Copy out all lines of the records in which the word "Gauthier" appears.

[Part of a data file]
= = = = =

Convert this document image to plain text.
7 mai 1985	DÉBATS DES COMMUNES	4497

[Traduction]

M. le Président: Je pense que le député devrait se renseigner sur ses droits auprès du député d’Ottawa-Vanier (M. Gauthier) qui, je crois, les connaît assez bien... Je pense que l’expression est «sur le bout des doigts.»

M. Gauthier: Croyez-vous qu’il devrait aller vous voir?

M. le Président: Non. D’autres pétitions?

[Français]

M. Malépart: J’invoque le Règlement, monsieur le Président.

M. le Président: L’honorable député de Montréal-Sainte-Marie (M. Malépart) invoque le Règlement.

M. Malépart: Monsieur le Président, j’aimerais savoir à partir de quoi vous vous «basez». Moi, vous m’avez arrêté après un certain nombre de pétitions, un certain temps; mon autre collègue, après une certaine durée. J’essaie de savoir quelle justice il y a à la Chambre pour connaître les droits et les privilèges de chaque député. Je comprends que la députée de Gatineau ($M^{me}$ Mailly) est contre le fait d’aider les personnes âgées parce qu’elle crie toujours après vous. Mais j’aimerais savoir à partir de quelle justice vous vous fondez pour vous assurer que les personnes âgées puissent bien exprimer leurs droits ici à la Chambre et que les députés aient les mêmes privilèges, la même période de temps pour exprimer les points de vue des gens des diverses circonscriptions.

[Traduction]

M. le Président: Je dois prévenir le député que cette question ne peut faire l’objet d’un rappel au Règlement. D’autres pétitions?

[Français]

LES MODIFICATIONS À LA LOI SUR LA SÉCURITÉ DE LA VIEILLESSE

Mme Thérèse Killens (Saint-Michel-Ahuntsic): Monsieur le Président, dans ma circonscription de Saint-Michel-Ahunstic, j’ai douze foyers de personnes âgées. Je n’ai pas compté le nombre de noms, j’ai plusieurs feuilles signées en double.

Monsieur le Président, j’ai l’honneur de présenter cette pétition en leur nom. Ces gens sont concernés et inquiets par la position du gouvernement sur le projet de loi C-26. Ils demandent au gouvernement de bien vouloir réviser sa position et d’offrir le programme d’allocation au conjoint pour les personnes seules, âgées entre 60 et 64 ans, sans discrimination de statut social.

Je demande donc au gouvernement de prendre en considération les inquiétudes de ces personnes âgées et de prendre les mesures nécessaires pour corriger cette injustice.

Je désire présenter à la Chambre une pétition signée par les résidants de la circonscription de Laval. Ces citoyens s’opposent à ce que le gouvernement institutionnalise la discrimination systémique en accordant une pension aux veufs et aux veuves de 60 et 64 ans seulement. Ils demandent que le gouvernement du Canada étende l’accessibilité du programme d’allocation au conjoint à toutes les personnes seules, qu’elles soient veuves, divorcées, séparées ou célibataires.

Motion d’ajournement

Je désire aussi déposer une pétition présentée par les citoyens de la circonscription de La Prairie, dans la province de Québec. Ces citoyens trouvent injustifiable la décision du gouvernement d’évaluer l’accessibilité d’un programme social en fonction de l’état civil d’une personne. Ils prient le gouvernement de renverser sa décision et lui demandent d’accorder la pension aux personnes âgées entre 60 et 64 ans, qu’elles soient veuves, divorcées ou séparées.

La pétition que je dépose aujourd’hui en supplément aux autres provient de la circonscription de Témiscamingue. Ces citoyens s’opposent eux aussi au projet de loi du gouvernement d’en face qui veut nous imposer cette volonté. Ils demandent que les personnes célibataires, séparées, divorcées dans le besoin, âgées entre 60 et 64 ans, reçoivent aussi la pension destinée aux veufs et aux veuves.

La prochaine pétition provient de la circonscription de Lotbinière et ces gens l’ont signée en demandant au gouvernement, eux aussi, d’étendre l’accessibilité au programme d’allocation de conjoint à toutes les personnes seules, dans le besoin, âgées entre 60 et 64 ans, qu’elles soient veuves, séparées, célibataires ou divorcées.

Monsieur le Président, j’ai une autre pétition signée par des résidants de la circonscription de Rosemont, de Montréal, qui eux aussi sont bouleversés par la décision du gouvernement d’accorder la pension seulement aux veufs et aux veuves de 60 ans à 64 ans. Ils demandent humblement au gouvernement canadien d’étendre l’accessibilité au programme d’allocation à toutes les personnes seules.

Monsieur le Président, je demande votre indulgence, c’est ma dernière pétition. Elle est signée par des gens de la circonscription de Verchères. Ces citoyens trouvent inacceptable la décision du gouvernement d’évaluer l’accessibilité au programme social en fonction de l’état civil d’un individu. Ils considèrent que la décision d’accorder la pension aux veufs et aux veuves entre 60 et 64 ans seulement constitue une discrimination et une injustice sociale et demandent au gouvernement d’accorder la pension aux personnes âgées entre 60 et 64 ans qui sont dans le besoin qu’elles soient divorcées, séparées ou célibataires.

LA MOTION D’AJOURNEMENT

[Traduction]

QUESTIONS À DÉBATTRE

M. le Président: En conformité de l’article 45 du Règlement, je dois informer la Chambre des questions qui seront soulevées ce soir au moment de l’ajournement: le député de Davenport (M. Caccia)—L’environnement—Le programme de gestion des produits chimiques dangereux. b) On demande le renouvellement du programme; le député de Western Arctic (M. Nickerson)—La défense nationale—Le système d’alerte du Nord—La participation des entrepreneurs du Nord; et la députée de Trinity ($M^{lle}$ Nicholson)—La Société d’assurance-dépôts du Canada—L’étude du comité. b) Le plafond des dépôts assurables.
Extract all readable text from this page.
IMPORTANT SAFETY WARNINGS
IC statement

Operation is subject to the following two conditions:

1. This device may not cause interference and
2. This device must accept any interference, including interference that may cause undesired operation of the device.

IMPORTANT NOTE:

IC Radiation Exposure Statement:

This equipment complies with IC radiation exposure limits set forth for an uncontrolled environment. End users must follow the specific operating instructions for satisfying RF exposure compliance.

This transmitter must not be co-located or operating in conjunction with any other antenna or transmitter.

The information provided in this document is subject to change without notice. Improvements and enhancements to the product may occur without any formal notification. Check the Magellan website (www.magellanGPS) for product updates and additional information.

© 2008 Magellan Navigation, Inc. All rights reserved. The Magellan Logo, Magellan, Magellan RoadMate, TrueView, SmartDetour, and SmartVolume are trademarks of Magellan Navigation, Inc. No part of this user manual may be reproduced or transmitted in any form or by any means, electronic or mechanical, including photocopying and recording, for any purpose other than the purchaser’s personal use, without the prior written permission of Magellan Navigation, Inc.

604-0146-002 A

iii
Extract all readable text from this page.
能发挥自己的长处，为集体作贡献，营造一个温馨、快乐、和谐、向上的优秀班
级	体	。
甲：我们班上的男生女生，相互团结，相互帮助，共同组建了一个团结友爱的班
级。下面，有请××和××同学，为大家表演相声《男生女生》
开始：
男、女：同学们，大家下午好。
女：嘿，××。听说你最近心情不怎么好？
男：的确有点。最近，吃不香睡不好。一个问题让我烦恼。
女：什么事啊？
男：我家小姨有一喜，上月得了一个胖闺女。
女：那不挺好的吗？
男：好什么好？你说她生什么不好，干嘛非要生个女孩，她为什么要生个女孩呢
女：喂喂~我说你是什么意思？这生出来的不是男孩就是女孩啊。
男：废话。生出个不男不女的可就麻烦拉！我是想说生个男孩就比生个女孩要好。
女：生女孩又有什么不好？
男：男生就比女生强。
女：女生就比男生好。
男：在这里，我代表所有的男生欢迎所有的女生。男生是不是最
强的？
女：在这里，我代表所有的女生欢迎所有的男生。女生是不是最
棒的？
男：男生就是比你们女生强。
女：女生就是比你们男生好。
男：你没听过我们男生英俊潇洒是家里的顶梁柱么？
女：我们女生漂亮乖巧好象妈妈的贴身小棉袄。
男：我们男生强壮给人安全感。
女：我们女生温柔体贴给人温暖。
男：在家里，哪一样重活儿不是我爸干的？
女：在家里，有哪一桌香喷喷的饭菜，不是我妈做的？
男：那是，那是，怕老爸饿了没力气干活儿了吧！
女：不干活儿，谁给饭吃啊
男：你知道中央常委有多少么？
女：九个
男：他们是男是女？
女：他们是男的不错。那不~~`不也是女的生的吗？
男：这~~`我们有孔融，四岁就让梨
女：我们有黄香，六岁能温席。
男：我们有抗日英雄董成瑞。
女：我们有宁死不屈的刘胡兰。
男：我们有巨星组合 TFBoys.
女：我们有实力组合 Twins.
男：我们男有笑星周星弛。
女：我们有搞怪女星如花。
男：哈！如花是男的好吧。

= = = = =

#### TASK RESPONSE:
M. le Président: Je pense que le député devrait se renseigner sur ses droits auprès du député d’Ottawa-Vanier (M. Gauthier) qui, je crois, les connaît assez bien... Je pense que l’expression est «sur le bout des doigts.»
M. Gauthier: Croyez-vous qu’il devrait aller vous voir?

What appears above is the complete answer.